--- Available records ---
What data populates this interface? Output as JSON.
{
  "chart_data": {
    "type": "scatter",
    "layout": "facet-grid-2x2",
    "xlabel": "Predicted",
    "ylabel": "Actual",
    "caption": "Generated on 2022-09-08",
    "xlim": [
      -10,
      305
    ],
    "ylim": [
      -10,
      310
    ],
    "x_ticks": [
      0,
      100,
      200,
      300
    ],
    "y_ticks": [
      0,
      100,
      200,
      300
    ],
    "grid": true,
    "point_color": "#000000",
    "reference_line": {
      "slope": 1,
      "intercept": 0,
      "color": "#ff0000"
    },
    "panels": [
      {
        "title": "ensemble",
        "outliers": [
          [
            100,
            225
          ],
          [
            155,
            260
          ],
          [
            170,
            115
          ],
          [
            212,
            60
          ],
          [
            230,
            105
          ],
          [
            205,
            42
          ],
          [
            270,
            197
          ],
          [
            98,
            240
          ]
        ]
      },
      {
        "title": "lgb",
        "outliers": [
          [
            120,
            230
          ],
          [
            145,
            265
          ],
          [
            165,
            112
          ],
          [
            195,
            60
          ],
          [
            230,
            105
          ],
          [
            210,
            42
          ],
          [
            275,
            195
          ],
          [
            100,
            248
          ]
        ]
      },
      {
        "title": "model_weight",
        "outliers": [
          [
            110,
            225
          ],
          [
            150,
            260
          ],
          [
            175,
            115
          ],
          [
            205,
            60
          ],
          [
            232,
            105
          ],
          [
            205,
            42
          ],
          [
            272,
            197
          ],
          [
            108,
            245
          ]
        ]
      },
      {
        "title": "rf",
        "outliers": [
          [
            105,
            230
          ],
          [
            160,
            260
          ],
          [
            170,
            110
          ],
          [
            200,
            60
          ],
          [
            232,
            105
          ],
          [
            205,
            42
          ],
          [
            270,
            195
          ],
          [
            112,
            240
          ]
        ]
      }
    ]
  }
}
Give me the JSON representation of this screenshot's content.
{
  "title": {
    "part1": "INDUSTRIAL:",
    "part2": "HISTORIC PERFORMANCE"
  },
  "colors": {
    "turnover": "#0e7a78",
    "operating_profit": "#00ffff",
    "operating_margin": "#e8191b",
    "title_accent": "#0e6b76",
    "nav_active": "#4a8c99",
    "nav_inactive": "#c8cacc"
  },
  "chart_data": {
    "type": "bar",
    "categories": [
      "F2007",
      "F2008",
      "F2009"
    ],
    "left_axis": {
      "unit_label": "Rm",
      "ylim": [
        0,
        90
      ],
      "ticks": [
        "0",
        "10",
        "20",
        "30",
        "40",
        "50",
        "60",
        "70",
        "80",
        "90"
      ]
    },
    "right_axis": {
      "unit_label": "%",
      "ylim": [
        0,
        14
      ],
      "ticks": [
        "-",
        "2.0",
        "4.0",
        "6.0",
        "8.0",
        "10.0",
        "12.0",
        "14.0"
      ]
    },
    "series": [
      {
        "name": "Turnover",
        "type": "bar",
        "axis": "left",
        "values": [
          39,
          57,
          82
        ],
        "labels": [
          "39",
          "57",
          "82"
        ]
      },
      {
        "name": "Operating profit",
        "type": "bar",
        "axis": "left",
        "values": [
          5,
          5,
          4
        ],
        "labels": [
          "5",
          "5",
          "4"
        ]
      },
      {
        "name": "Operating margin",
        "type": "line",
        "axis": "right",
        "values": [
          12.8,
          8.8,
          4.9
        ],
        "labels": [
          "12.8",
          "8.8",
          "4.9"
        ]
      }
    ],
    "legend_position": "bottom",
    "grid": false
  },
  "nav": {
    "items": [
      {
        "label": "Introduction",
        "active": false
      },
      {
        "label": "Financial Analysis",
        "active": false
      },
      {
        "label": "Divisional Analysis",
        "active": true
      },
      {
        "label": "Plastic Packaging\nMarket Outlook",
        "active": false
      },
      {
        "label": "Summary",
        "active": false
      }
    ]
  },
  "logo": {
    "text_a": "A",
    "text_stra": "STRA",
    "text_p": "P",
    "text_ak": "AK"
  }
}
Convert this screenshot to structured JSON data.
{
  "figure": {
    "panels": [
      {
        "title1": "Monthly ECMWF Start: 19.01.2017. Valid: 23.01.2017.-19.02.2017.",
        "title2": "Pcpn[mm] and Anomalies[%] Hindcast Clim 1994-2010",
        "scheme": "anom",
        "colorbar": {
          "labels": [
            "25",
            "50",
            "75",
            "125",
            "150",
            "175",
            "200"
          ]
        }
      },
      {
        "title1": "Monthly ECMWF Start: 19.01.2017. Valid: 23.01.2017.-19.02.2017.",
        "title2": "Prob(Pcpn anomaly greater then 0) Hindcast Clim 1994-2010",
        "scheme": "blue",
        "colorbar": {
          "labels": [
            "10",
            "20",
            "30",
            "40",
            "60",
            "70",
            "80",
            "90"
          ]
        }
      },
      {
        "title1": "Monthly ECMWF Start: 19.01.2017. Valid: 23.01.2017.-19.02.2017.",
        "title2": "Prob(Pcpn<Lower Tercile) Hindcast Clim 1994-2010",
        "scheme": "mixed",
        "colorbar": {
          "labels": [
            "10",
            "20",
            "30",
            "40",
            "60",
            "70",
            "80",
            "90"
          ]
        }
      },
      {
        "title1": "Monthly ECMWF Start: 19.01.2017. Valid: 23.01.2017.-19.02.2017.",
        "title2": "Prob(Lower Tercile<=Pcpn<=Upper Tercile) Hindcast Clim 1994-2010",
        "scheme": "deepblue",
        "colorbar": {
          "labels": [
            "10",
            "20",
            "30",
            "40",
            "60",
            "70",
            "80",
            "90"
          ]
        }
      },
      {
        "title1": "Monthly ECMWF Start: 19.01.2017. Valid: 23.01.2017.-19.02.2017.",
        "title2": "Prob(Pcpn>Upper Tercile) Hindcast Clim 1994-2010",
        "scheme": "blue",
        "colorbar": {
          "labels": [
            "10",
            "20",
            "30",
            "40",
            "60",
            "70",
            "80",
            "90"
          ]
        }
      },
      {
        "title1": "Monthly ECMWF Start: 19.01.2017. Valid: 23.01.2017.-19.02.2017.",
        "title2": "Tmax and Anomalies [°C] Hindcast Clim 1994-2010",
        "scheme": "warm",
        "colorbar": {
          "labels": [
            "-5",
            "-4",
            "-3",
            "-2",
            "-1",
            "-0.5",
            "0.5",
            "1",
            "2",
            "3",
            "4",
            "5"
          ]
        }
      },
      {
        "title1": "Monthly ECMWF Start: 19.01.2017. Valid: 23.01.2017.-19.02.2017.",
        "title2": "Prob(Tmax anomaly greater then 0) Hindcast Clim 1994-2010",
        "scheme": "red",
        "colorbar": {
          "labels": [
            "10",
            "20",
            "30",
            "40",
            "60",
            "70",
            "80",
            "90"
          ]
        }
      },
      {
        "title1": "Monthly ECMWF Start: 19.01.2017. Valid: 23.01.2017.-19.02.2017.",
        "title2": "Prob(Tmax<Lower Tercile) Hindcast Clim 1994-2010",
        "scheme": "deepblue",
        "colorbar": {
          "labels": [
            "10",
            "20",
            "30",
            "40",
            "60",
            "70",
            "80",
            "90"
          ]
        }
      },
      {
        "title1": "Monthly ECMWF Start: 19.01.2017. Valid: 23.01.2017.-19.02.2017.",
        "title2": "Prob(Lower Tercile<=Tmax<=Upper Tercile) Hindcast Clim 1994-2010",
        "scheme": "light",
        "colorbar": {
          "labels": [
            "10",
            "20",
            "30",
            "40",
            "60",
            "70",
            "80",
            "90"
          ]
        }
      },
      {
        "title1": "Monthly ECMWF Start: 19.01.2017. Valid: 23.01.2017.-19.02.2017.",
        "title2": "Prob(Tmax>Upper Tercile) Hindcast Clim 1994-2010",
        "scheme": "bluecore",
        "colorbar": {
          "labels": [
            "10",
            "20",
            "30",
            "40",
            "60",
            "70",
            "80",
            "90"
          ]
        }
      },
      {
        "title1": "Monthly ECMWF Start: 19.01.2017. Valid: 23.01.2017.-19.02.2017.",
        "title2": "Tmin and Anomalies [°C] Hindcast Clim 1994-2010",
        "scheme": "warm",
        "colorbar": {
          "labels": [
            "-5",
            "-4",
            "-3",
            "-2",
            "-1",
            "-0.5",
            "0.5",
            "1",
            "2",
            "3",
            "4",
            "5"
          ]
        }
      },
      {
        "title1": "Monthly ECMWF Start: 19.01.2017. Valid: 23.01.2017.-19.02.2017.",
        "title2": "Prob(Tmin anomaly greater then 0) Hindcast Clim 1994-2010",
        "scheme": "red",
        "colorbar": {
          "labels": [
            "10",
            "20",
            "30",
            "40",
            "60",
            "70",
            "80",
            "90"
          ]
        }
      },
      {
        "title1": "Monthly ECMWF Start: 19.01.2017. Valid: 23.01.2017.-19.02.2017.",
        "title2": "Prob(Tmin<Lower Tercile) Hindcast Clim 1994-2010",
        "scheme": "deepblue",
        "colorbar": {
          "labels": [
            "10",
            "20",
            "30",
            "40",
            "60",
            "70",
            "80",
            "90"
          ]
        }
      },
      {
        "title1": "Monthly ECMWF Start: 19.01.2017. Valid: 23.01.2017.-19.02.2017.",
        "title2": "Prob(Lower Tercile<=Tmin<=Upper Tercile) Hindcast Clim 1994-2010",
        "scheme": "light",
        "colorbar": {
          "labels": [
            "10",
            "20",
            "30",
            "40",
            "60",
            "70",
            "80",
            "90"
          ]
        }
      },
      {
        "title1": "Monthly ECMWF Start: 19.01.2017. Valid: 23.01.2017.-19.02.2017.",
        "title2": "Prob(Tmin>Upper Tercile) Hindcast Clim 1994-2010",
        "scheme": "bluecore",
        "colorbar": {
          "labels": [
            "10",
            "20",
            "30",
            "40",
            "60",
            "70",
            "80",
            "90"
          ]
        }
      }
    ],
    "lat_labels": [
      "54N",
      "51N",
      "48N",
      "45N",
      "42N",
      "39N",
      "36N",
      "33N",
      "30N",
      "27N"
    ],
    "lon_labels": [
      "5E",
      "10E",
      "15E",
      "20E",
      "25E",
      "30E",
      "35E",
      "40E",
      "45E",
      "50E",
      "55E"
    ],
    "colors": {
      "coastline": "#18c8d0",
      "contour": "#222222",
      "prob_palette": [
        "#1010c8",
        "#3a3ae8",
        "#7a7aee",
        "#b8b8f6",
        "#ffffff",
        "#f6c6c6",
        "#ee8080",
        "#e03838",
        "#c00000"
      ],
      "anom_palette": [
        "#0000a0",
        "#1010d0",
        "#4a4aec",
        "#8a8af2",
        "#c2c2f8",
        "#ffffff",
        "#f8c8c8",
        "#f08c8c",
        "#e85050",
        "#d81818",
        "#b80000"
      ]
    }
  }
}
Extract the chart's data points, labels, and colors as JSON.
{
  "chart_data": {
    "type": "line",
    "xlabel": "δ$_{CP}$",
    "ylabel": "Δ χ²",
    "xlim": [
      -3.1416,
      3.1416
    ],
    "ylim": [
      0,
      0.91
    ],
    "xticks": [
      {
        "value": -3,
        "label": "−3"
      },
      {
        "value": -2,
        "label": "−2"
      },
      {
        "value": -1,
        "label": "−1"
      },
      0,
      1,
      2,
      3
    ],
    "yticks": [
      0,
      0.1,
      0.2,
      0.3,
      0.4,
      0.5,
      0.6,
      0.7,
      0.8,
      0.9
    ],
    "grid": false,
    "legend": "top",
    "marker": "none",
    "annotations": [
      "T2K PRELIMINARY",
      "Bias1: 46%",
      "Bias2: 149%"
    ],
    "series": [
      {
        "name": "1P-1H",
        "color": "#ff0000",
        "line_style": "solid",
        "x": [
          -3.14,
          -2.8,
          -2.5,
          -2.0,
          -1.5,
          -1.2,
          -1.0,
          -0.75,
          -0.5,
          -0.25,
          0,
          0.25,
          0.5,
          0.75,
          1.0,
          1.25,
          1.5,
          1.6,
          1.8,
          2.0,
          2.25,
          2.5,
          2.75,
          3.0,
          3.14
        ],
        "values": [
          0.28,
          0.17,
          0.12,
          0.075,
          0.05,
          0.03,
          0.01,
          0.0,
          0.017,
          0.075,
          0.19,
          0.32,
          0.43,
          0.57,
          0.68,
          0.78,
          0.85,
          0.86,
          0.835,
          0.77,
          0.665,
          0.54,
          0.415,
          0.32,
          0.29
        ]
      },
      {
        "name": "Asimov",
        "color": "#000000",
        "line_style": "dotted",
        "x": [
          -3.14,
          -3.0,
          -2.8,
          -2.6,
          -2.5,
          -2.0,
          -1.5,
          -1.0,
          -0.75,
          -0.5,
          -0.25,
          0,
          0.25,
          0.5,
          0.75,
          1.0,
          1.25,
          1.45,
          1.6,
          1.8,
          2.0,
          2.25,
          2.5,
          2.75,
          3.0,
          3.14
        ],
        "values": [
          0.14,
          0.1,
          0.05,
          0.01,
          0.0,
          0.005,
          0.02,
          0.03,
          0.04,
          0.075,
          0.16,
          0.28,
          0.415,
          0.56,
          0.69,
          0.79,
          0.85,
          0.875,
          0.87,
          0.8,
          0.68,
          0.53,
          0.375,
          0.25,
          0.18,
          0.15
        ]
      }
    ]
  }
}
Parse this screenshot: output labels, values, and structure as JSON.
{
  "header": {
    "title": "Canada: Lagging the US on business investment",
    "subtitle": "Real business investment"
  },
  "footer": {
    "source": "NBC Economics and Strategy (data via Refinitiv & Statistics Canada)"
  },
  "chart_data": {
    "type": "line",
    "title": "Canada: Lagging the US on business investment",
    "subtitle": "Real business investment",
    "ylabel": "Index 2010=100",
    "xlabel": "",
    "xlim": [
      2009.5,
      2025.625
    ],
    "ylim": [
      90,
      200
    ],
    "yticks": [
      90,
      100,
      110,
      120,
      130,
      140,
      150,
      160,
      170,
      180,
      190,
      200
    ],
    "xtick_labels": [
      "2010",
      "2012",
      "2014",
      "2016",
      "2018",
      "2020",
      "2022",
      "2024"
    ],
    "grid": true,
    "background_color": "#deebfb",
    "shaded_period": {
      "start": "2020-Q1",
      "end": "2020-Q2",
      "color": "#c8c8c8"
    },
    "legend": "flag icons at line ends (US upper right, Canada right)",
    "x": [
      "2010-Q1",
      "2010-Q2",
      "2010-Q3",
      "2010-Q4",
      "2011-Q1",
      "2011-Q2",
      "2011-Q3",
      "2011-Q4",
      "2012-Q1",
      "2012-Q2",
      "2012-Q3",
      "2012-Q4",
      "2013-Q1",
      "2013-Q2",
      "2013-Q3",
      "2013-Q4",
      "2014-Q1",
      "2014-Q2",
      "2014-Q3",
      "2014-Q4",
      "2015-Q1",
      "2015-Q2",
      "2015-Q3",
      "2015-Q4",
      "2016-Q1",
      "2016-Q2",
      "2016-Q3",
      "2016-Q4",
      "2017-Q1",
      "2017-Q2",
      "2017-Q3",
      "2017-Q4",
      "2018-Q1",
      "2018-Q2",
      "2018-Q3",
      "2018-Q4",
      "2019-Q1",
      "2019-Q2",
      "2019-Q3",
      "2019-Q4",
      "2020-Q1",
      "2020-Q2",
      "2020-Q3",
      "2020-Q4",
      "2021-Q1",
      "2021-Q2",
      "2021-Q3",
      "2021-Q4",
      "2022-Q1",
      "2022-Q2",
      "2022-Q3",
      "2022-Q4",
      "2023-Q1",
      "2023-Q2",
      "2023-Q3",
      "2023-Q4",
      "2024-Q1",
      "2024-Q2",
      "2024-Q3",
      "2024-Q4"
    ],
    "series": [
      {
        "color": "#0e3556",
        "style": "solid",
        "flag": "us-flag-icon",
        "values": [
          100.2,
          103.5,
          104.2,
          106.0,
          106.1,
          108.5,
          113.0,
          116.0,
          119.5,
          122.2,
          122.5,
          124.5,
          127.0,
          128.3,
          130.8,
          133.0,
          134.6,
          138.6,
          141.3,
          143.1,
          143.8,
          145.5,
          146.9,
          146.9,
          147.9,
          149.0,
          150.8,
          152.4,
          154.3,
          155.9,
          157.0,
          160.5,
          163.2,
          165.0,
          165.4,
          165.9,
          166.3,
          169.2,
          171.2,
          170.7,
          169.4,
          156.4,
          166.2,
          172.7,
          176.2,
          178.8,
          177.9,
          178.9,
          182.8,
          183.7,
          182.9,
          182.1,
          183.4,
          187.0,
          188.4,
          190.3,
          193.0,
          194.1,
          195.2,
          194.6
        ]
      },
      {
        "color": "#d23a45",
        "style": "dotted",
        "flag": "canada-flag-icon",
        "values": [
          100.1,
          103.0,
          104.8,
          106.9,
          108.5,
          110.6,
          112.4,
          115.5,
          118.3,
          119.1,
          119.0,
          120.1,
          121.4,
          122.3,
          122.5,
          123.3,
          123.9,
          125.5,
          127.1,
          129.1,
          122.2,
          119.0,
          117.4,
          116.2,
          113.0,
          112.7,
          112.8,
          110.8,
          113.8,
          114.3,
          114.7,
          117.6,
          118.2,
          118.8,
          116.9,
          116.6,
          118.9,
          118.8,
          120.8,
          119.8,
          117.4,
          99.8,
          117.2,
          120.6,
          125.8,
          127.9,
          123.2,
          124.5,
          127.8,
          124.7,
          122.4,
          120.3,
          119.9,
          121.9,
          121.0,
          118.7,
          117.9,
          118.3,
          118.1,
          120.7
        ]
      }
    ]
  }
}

--- Requirement ---
Gather every line from the listing above in which the word "Real" appears.

--- The reply ---
    "subtitle": "Real business investment"
    "subtitle": "Real business investment",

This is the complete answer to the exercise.